→ **Stated task**
Provide the records once more, identical to the original.

Dataset records:
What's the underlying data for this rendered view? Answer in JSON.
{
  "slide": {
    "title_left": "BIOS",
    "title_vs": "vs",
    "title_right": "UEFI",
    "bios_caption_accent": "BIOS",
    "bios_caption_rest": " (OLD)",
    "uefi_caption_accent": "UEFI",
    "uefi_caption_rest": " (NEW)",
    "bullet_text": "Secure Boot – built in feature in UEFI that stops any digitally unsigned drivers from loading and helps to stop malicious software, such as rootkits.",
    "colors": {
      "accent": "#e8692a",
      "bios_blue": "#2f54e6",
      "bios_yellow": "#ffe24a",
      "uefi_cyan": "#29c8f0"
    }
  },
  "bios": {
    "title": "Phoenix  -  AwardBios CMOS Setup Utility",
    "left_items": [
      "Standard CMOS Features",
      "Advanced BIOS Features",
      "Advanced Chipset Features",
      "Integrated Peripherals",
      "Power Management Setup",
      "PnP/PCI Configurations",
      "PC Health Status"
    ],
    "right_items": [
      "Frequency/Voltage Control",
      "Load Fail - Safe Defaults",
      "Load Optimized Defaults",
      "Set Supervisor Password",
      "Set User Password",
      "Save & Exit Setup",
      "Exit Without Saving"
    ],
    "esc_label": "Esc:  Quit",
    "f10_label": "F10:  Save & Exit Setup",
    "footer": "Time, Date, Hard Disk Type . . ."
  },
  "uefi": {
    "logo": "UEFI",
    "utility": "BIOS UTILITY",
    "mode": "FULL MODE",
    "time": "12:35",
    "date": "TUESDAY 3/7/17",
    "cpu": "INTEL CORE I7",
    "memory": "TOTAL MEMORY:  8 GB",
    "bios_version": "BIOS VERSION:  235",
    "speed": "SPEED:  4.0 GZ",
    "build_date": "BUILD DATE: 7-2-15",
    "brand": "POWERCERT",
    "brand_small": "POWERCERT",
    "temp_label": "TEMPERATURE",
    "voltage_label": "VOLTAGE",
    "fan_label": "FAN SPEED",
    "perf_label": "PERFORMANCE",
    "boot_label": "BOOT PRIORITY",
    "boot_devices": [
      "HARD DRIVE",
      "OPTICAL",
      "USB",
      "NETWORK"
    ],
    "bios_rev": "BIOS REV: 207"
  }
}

→ **Result of the task**
What's the underlying data for this rendered view? Answer in JSON.
{
  "slide": {
    "title_left": "BIOS",
    "title_vs": "vs",
    "title_right": "UEFI",
    "bios_caption_accent": "BIOS",
    "bios_caption_rest": " (OLD)",
    "uefi_caption_accent": "UEFI",
    "uefi_caption_rest": " (NEW)",
    "bullet_text": "Secure Boot – built in feature in UEFI that stops any digitally unsigned drivers from loading and helps to stop malicious software, such as rootkits.",
    "colors": {
      "accent": "#e8692a",
      "bios_blue": "#2f54e6",
      "bios_yellow": "#ffe24a",
      "uefi_cyan": "#29c8f0"
    }
  },
  "bios": {
    "title": "Phoenix  -  AwardBios CMOS Setup Utility",
    "left_items": [
      "Standard CMOS Features",
      "Advanced BIOS Features",
      "Advanced Chipset Features",
      "Integrated Peripherals",
      "Power Management Setup",
      "PnP/PCI Configurations",
      "PC Health Status"
    ],
    "right_items": [
      "Frequency/Voltage Control",
      "Load Fail - Safe Defaults",
      "Load Optimized Defaults",
      "Set Supervisor Password",
      "Set User Password",
      "Save & Exit Setup",
      "Exit Without Saving"
    ],
    "esc_label": "Esc:  Quit",
    "f10_label": "F10:  Save & Exit Setup",
    "footer": "Time, Date, Hard Disk Type . . ."
  },
  "uefi": {
    "logo": "UEFI",
    "utility": "BIOS UTILITY",
    "mode": "FULL MODE",
    "time": "12:35",
    "date": "TUESDAY 3/7/17",
    "cpu": "INTEL CORE I7",
    "memory": "TOTAL MEMORY:  8 GB",
    "bios_version": "BIOS VERSION:  235",
    "speed": "SPEED:  4.0 GZ",
    "build_date": "BUILD DATE: 7-2-15",
    "brand": "POWERCERT",
    "brand_small": "POWERCERT",
    "temp_label": "TEMPERATURE",
    "voltage_label": "VOLTAGE",
    "fan_label": "FAN SPEED",
    "perf_label": "PERFORMANCE",
    "boot_label": "BOOT PRIORITY",
    "boot_devices": [
      "HARD DRIVE",
      "OPTICAL",
      "USB",
      "NETWORK"
    ],
    "bios_rev": "BIOS REV: 207"
  }
}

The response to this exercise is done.